» **Task to complete**: Locate the line containing "Type out the text in this image." in the material below; repeat it and every line after it, exactly as written.

**** Extracted records ****

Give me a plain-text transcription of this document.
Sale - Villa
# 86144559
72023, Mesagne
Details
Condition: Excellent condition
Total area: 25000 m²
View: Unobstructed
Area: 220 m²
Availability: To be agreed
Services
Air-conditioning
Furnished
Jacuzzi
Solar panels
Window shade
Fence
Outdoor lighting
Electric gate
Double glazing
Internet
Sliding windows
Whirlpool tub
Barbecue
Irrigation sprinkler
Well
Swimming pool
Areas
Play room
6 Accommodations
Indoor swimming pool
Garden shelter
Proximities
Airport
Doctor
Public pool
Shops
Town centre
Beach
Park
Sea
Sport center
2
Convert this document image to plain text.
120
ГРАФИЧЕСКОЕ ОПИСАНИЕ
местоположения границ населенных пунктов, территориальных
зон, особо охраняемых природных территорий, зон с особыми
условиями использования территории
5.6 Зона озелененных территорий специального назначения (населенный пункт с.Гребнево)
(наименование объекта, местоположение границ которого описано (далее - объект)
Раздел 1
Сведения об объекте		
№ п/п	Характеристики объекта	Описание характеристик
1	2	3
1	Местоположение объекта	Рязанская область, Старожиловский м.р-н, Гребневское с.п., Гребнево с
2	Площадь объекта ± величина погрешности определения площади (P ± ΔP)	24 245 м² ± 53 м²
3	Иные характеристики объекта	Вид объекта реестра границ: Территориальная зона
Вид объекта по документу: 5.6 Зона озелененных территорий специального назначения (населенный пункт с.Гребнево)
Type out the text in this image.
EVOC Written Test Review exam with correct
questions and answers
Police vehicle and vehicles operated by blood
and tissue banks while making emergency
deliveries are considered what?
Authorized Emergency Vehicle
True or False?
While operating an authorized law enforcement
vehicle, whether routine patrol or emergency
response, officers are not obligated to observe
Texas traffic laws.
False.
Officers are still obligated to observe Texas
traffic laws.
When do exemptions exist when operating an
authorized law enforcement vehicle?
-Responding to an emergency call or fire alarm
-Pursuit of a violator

****

» **Correct output**:
Type out the text in this image.
EVOC Written Test Review exam with correct
questions and answers
Police vehicle and vehicles operated by blood
and tissue banks while making emergency
deliveries are considered what?
Authorized Emergency Vehicle
True or False?
While operating an authorized law enforcement
vehicle, whether routine patrol or emergency
response, officers are not obligated to observe
Texas traffic laws.
False.
Officers are still obligated to observe Texas
traffic laws.
When do exemptions exist when operating an
authorized law enforcement vehicle?
-Responding to an emergency call or fire alarm
-Pursuit of a violator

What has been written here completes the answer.